(Image records of document pages)
- - - - -

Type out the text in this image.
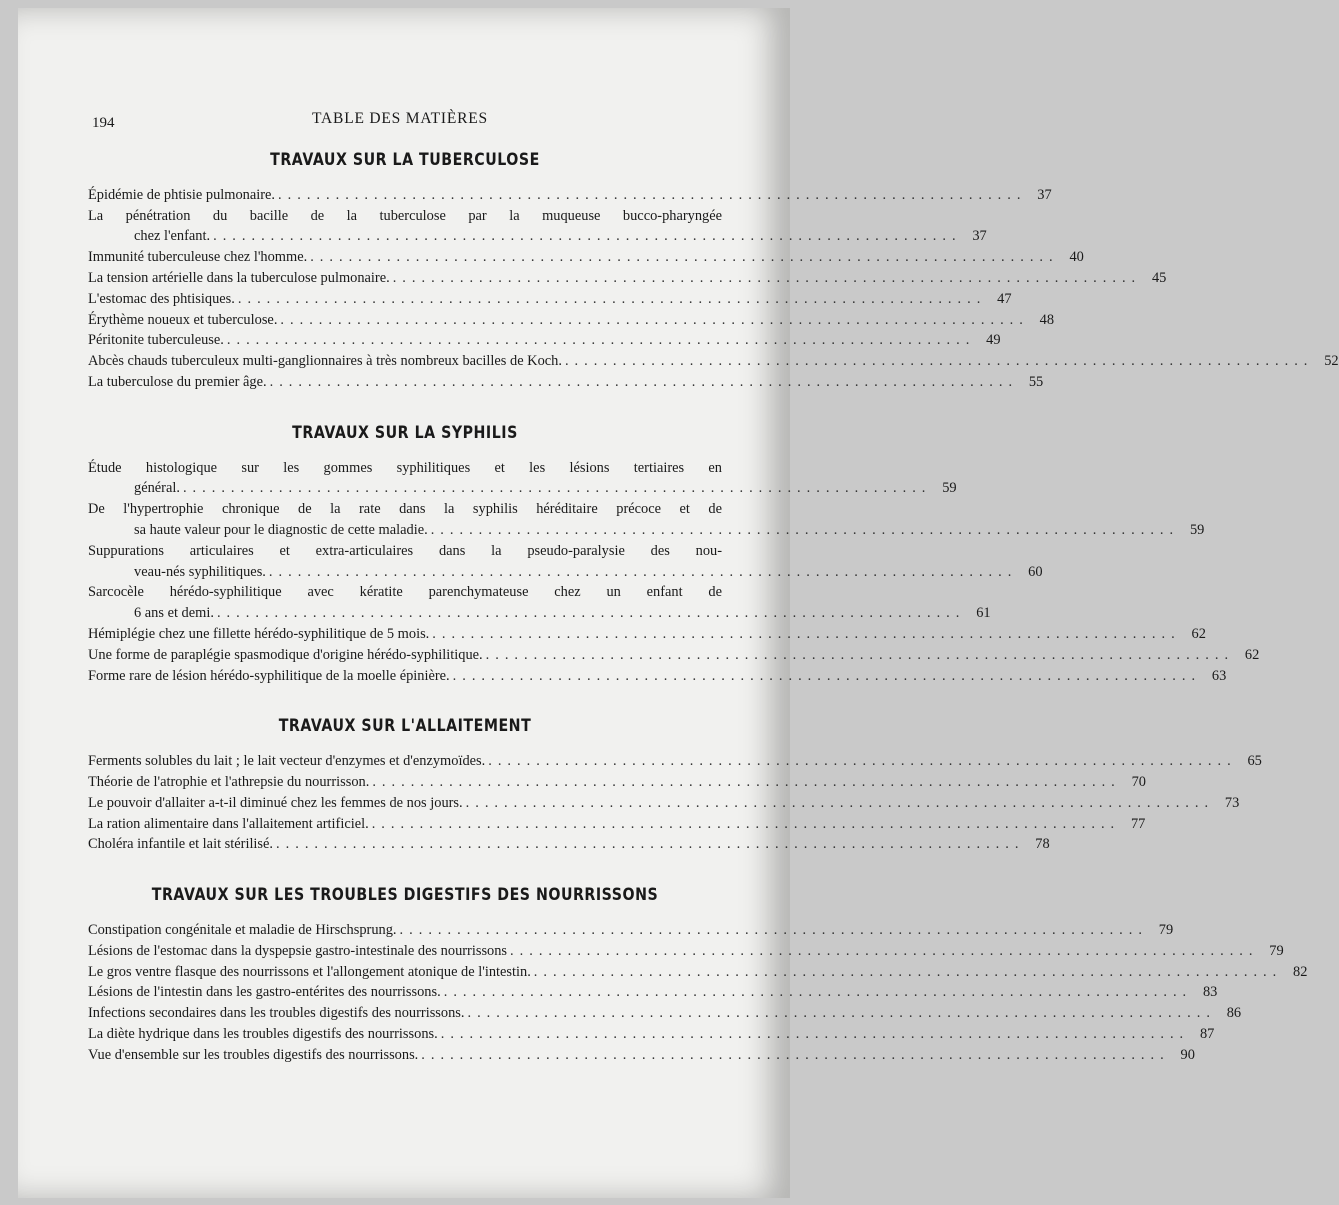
194	TABLE DES MATIÈRES
TRAVAUX SUR LA TUBERCULOSE
Épidémie de phtisie pulmonaire. . . .	37
La pénétration du bacille de la tuberculose par la muqueuse bucco-pharyngée
chez l'enfant. . . .	37
Immunité tuberculeuse chez l'homme. . . .	40
La tension artérielle dans la tuberculose pulmonaire. . . .	45
L'estomac des phtisiques. . . .	47
Érythème noueux et tuberculose. . . .	48
Péritonite tuberculeuse. . . .	49
Abcès chauds tuberculeux multi-ganglionnaires à très nombreux bacilles de Koch. . . .	52
La tuberculose du premier âge. . . .	55
TRAVAUX SUR LA SYPHILIS
Étude histologique sur les gommes syphilitiques et les lésions tertiaires en
général. . . .	59
De l'hypertrophie chronique de la rate dans la syphilis héréditaire précoce et de
sa haute valeur pour le diagnostic de cette maladie. . . .	59
Suppurations articulaires et extra-articulaires dans la pseudo-paralysie des nou-
veau-nés syphilitiques. . . .	60
Sarcocèle hérédo-syphilitique avec kératite parenchymateuse chez un enfant de
6 ans et demi. . . .	61
Hémiplégie chez une fillette hérédo-syphilitique de 5 mois. . . .	62
Une forme de paraplégie spasmodique d'origine hérédo-syphilitique. . . .	62
Forme rare de lésion hérédo-syphilitique de la moelle épinière. . . .	63
TRAVAUX SUR L'ALLAITEMENT
Ferments solubles du lait ; le lait vecteur d'enzymes et d'enzymoïdes. . . .	65
Théorie de l'atrophie et l'athrepsie du nourrisson. . . .	70
Le pouvoir d'allaiter a-t-il diminué chez les femmes de nos jours. . . .	73
La ration alimentaire dans l'allaitement artificiel. . . .	77
Choléra infantile et lait stérilisé. . . .	78
TRAVAUX SUR LES TROUBLES DIGESTIFS DES NOURRISSONS
Constipation congénitale et maladie de Hirschsprung. . . .	79
Lésions de l'estomac dans la dyspepsie gastro-intestinale des nourrissons . . .	79
Le gros ventre flasque des nourrissons et l'allongement atonique de l'intestin. . . .	82
Lésions de l'intestin dans les gastro-entérites des nourrissons. . . .	83
Infections secondaires dans les troubles digestifs des nourrissons. . . .	86
La diète hydrique dans les troubles digestifs des nourrissons. . . .	87
Vue d'ensemble sur les troubles digestifs des nourrissons. . . .	90
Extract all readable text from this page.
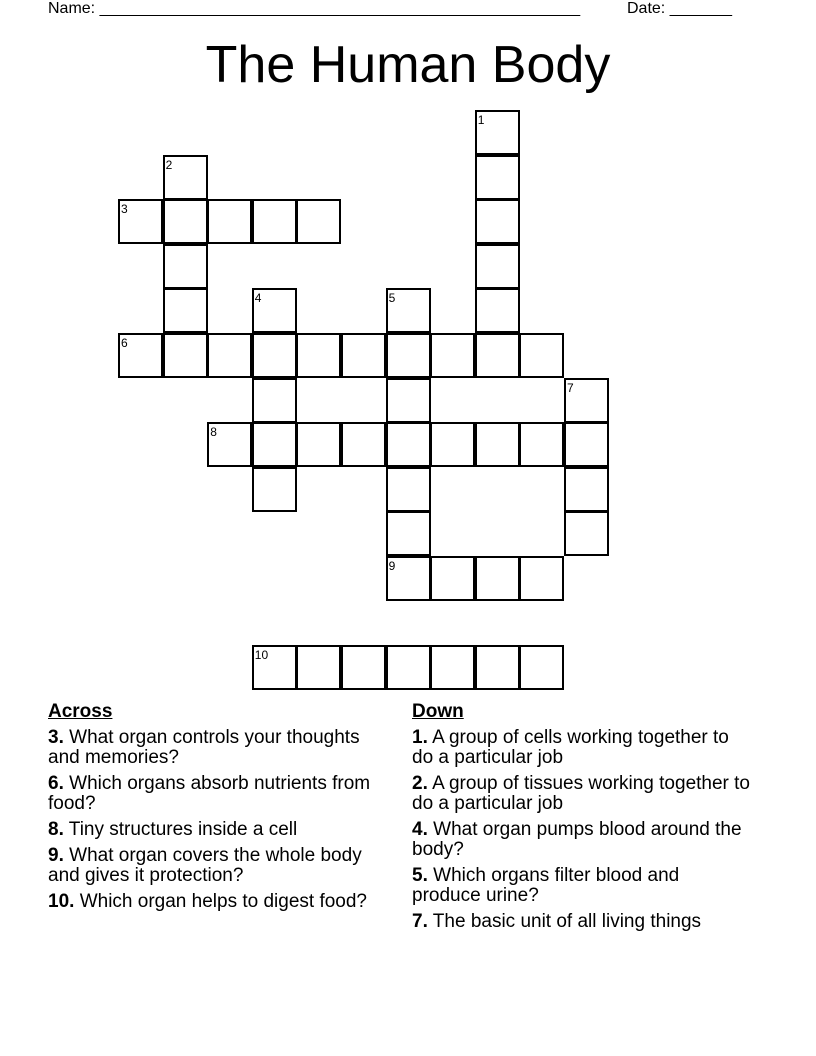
Name: ______________________________________________________	Date: _______
The Human Body
1
2
3
4	5
6
7
8
9
10
Across
3. What organ controls your thoughts and memories?
6. Which organs absorb nutrients from food?
8. Tiny structures inside a cell
9. What organ covers the whole body and gives it protection?
10. Which organ helps to digest food?
Down
1. A group of cells working together to do a particular job
2. A group of tissues working together to do a particular job
4. What organ pumps blood around the body?
5. Which organs filter blood and produce urine?
7. The basic unit of all living things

- - - - -

● **How to complete this task**
Work through the records line by line, and once you reach the final line, report only how many held "hérédo".

● **Solution to this task**
4